◆ Task material
— start —

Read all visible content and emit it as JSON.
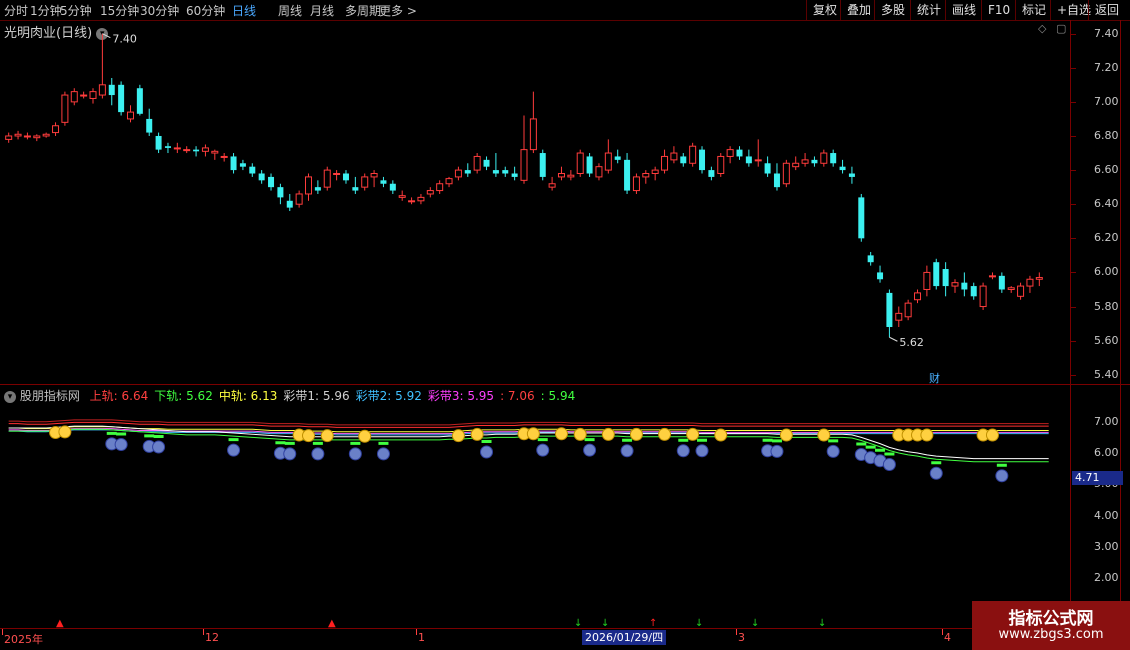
{
  "toolbar": {
    "periods": [
      "分时",
      "1分钟",
      "5分钟",
      "15分钟",
      "30分钟",
      "60分钟",
      "日线",
      "周线",
      "月线",
      "多周期",
      "更多 >"
    ],
    "active_period": "日线",
    "buttons": [
      "复权",
      "叠加",
      "多股",
      "统计",
      "画线",
      "F10",
      "标记",
      "+自选",
      "返回"
    ]
  },
  "stock": {
    "title": "光明肉业(日线)",
    "high_label": "7.40",
    "low_label": "5.62",
    "fin_marker": "财"
  },
  "price_axis": [
    "7.40",
    "7.20",
    "7.00",
    "6.80",
    "6.60",
    "6.40",
    "6.20",
    "6.00",
    "5.80",
    "5.60",
    "5.40"
  ],
  "indicator": {
    "name": "股朋指标网",
    "items": [
      {
        "label": "上轨: 6.64",
        "color": "#ff4040"
      },
      {
        "label": "下轨: 5.62",
        "color": "#40ff40"
      },
      {
        "label": "中轨: 6.13",
        "color": "#ffff40"
      },
      {
        "label": "彩带1: 5.96",
        "color": "#d0d0d0"
      },
      {
        "label": "彩带2: 5.92",
        "color": "#40c0ff"
      },
      {
        "label": "彩带3: 5.95",
        "color": "#ff40ff"
      },
      {
        "label": ": 7.06",
        "color": "#ff4040"
      },
      {
        "label": ": 5.94",
        "color": "#40ff40"
      }
    ],
    "axis": [
      "7.00",
      "6.00",
      "5.00",
      "4.00",
      "3.00",
      "2.00",
      "1.00"
    ],
    "cursor_value": "4.71"
  },
  "time_axis": {
    "labels": [
      "2025年",
      "12",
      "1",
      "3",
      "4"
    ],
    "selected_date": "2026/01/29/四"
  },
  "watermark": {
    "line1": "指标公式网",
    "line2": "www.zbgs3.com"
  },
  "chart_data": {
    "type": "candlestick",
    "ohlc": [
      [
        6.78,
        6.82,
        6.76,
        6.8
      ],
      [
        6.8,
        6.83,
        6.78,
        6.81
      ],
      [
        6.8,
        6.82,
        6.78,
        6.8
      ],
      [
        6.79,
        6.81,
        6.77,
        6.8
      ],
      [
        6.8,
        6.82,
        6.79,
        6.81
      ],
      [
        6.82,
        6.88,
        6.8,
        6.86
      ],
      [
        6.88,
        7.06,
        6.86,
        7.04
      ],
      [
        7.0,
        7.08,
        6.98,
        7.06
      ],
      [
        7.04,
        7.06,
        7.02,
        7.04
      ],
      [
        7.02,
        7.08,
        6.99,
        7.06
      ],
      [
        7.04,
        7.4,
        7.02,
        7.1
      ],
      [
        7.1,
        7.14,
        6.98,
        7.04
      ],
      [
        7.1,
        7.12,
        6.92,
        6.94
      ],
      [
        6.9,
        6.98,
        6.88,
        6.94
      ],
      [
        7.08,
        7.1,
        6.92,
        6.93
      ],
      [
        6.9,
        6.96,
        6.8,
        6.82
      ],
      [
        6.8,
        6.82,
        6.7,
        6.72
      ],
      [
        6.74,
        6.76,
        6.7,
        6.73
      ],
      [
        6.73,
        6.76,
        6.7,
        6.73
      ],
      [
        6.72,
        6.74,
        6.7,
        6.72
      ],
      [
        6.72,
        6.74,
        6.68,
        6.71
      ],
      [
        6.71,
        6.75,
        6.68,
        6.73
      ],
      [
        6.7,
        6.72,
        6.66,
        6.71
      ],
      [
        6.68,
        6.7,
        6.65,
        6.68
      ],
      [
        6.68,
        6.7,
        6.58,
        6.6
      ],
      [
        6.64,
        6.66,
        6.6,
        6.62
      ],
      [
        6.62,
        6.64,
        6.56,
        6.58
      ],
      [
        6.58,
        6.6,
        6.52,
        6.54
      ],
      [
        6.56,
        6.58,
        6.48,
        6.5
      ],
      [
        6.5,
        6.52,
        6.4,
        6.44
      ],
      [
        6.42,
        6.46,
        6.36,
        6.38
      ],
      [
        6.4,
        6.48,
        6.38,
        6.46
      ],
      [
        6.46,
        6.58,
        6.42,
        6.56
      ],
      [
        6.5,
        6.54,
        6.46,
        6.48
      ],
      [
        6.5,
        6.62,
        6.48,
        6.6
      ],
      [
        6.58,
        6.6,
        6.54,
        6.58
      ],
      [
        6.58,
        6.6,
        6.52,
        6.54
      ],
      [
        6.5,
        6.56,
        6.46,
        6.48
      ],
      [
        6.5,
        6.58,
        6.48,
        6.56
      ],
      [
        6.56,
        6.6,
        6.5,
        6.58
      ],
      [
        6.54,
        6.56,
        6.5,
        6.52
      ],
      [
        6.52,
        6.54,
        6.46,
        6.48
      ],
      [
        6.44,
        6.48,
        6.42,
        6.45
      ],
      [
        6.42,
        6.44,
        6.4,
        6.42
      ],
      [
        6.42,
        6.46,
        6.4,
        6.44
      ],
      [
        6.46,
        6.5,
        6.44,
        6.48
      ],
      [
        6.48,
        6.54,
        6.46,
        6.52
      ],
      [
        6.52,
        6.56,
        6.5,
        6.55
      ],
      [
        6.56,
        6.62,
        6.54,
        6.6
      ],
      [
        6.6,
        6.64,
        6.56,
        6.58
      ],
      [
        6.6,
        6.7,
        6.58,
        6.68
      ],
      [
        6.66,
        6.68,
        6.6,
        6.62
      ],
      [
        6.6,
        6.7,
        6.56,
        6.58
      ],
      [
        6.6,
        6.62,
        6.56,
        6.58
      ],
      [
        6.58,
        6.62,
        6.54,
        6.56
      ],
      [
        6.54,
        6.92,
        6.52,
        6.72
      ],
      [
        6.72,
        7.06,
        6.7,
        6.9
      ],
      [
        6.7,
        6.72,
        6.54,
        6.56
      ],
      [
        6.5,
        6.56,
        6.48,
        6.52
      ],
      [
        6.56,
        6.62,
        6.54,
        6.58
      ],
      [
        6.56,
        6.6,
        6.54,
        6.57
      ],
      [
        6.58,
        6.72,
        6.56,
        6.7
      ],
      [
        6.68,
        6.7,
        6.56,
        6.58
      ],
      [
        6.56,
        6.64,
        6.54,
        6.62
      ],
      [
        6.6,
        6.78,
        6.58,
        6.7
      ],
      [
        6.68,
        6.72,
        6.64,
        6.66
      ],
      [
        6.66,
        6.7,
        6.46,
        6.48
      ],
      [
        6.48,
        6.58,
        6.46,
        6.56
      ],
      [
        6.56,
        6.6,
        6.52,
        6.58
      ],
      [
        6.58,
        6.62,
        6.54,
        6.6
      ],
      [
        6.6,
        6.72,
        6.58,
        6.68
      ],
      [
        6.66,
        6.74,
        6.64,
        6.7
      ],
      [
        6.68,
        6.7,
        6.62,
        6.64
      ],
      [
        6.64,
        6.76,
        6.62,
        6.74
      ],
      [
        6.72,
        6.74,
        6.58,
        6.6
      ],
      [
        6.6,
        6.62,
        6.54,
        6.56
      ],
      [
        6.58,
        6.7,
        6.56,
        6.68
      ],
      [
        6.68,
        6.74,
        6.64,
        6.72
      ],
      [
        6.72,
        6.74,
        6.66,
        6.68
      ],
      [
        6.68,
        6.72,
        6.62,
        6.64
      ],
      [
        6.66,
        6.78,
        6.62,
        6.66
      ],
      [
        6.64,
        6.68,
        6.56,
        6.58
      ],
      [
        6.58,
        6.64,
        6.48,
        6.5
      ],
      [
        6.52,
        6.66,
        6.5,
        6.64
      ],
      [
        6.62,
        6.68,
        6.6,
        6.64
      ],
      [
        6.64,
        6.7,
        6.62,
        6.66
      ],
      [
        6.66,
        6.68,
        6.62,
        6.64
      ],
      [
        6.64,
        6.72,
        6.62,
        6.7
      ],
      [
        6.7,
        6.72,
        6.62,
        6.64
      ],
      [
        6.62,
        6.66,
        6.58,
        6.6
      ],
      [
        6.58,
        6.62,
        6.52,
        6.56
      ],
      [
        6.44,
        6.46,
        6.18,
        6.2
      ],
      [
        6.1,
        6.12,
        6.04,
        6.06
      ],
      [
        6.0,
        6.04,
        5.94,
        5.96
      ],
      [
        5.88,
        5.9,
        5.62,
        5.68
      ],
      [
        5.72,
        5.8,
        5.68,
        5.76
      ],
      [
        5.74,
        5.84,
        5.72,
        5.82
      ],
      [
        5.84,
        5.9,
        5.82,
        5.88
      ],
      [
        5.9,
        6.04,
        5.86,
        6.0
      ],
      [
        6.06,
        6.08,
        5.9,
        5.92
      ],
      [
        6.02,
        6.06,
        5.86,
        5.92
      ],
      [
        5.92,
        5.96,
        5.88,
        5.94
      ],
      [
        5.94,
        6.0,
        5.86,
        5.9
      ],
      [
        5.92,
        5.94,
        5.84,
        5.86
      ],
      [
        5.8,
        5.94,
        5.78,
        5.92
      ],
      [
        5.98,
        6.0,
        5.96,
        5.98
      ],
      [
        5.98,
        6.0,
        5.88,
        5.9
      ],
      [
        5.9,
        5.92,
        5.88,
        5.91
      ],
      [
        5.86,
        5.94,
        5.84,
        5.92
      ],
      [
        5.92,
        5.98,
        5.88,
        5.96
      ],
      [
        5.96,
        6.0,
        5.92,
        5.97
      ]
    ],
    "price_range": [
      5.34,
      7.48
    ],
    "indicator_lines": {
      "upper": [
        7.02,
        7.02,
        7.0,
        7.0,
        7.0,
        7.02,
        7.04,
        7.06,
        7.06,
        7.06,
        7.06,
        7.06,
        7.04,
        7.02,
        7.0,
        7.0,
        7.0,
        6.98,
        6.98,
        6.98,
        6.98,
        6.98,
        6.98,
        6.98,
        6.98,
        6.98,
        6.98,
        6.96,
        6.94,
        6.94,
        6.94,
        6.94,
        6.92,
        6.92,
        6.92,
        6.9,
        6.9,
        6.9,
        6.9,
        6.9,
        6.9,
        6.9,
        6.9,
        6.9,
        6.9,
        6.9,
        6.9,
        6.9,
        6.92,
        6.94,
        6.96,
        6.96,
        6.96,
        6.96,
        6.96,
        6.98,
        6.98,
        6.98,
        6.98,
        6.98,
        6.96,
        6.96,
        6.96,
        6.96,
        6.96,
        6.96,
        6.96,
        6.96,
        6.96,
        6.96,
        6.96,
        6.96,
        6.96,
        6.96,
        6.94,
        6.94,
        6.94,
        6.94,
        6.94,
        6.94,
        6.94,
        6.94,
        6.94,
        6.94,
        6.94,
        6.94,
        6.94,
        6.94,
        6.94,
        6.94,
        6.94,
        6.94,
        6.94,
        6.94,
        6.94,
        6.94,
        6.94,
        6.94,
        6.94,
        6.94,
        6.94,
        6.94,
        6.94,
        6.94,
        6.94,
        6.94,
        6.94,
        6.94,
        6.94,
        6.94,
        6.94,
        6.94
      ],
      "lower": [
        6.7,
        6.7,
        6.7,
        6.7,
        6.7,
        6.72,
        6.74,
        6.76,
        6.76,
        6.76,
        6.76,
        6.74,
        6.72,
        6.7,
        6.68,
        6.66,
        6.64,
        6.62,
        6.6,
        6.58,
        6.58,
        6.58,
        6.58,
        6.56,
        6.54,
        6.52,
        6.5,
        6.48,
        6.46,
        6.44,
        6.42,
        6.42,
        6.42,
        6.42,
        6.42,
        6.42,
        6.42,
        6.42,
        6.42,
        6.42,
        6.42,
        6.42,
        6.42,
        6.42,
        6.42,
        6.42,
        6.42,
        6.44,
        6.44,
        6.46,
        6.48,
        6.48,
        6.5,
        6.5,
        6.5,
        6.52,
        6.54,
        6.54,
        6.54,
        6.54,
        6.54,
        6.54,
        6.54,
        6.54,
        6.54,
        6.54,
        6.52,
        6.52,
        6.52,
        6.52,
        6.52,
        6.52,
        6.52,
        6.52,
        6.52,
        6.52,
        6.52,
        6.52,
        6.52,
        6.52,
        6.52,
        6.52,
        6.5,
        6.5,
        6.5,
        6.5,
        6.5,
        6.5,
        6.5,
        6.5,
        6.48,
        6.4,
        6.3,
        6.2,
        6.08,
        6.0,
        5.94,
        5.9,
        5.84,
        5.8,
        5.78,
        5.76,
        5.74,
        5.72,
        5.72,
        5.72,
        5.72,
        5.72,
        5.72,
        5.72,
        5.72,
        5.72
      ]
    }
  }
}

— end —

◆ Instructions to follow
Find all lines where the word "color" appears. Copy them.

◆ The reply
        "color": "#ff4040"
        "color": "#40ff40"
        "color": "#ffff40"
        "color": "#d0d0d0"
        "color": "#40c0ff"
        "color": "#ff40ff"
        "color": "#ff4040"
        "color": "#40ff40"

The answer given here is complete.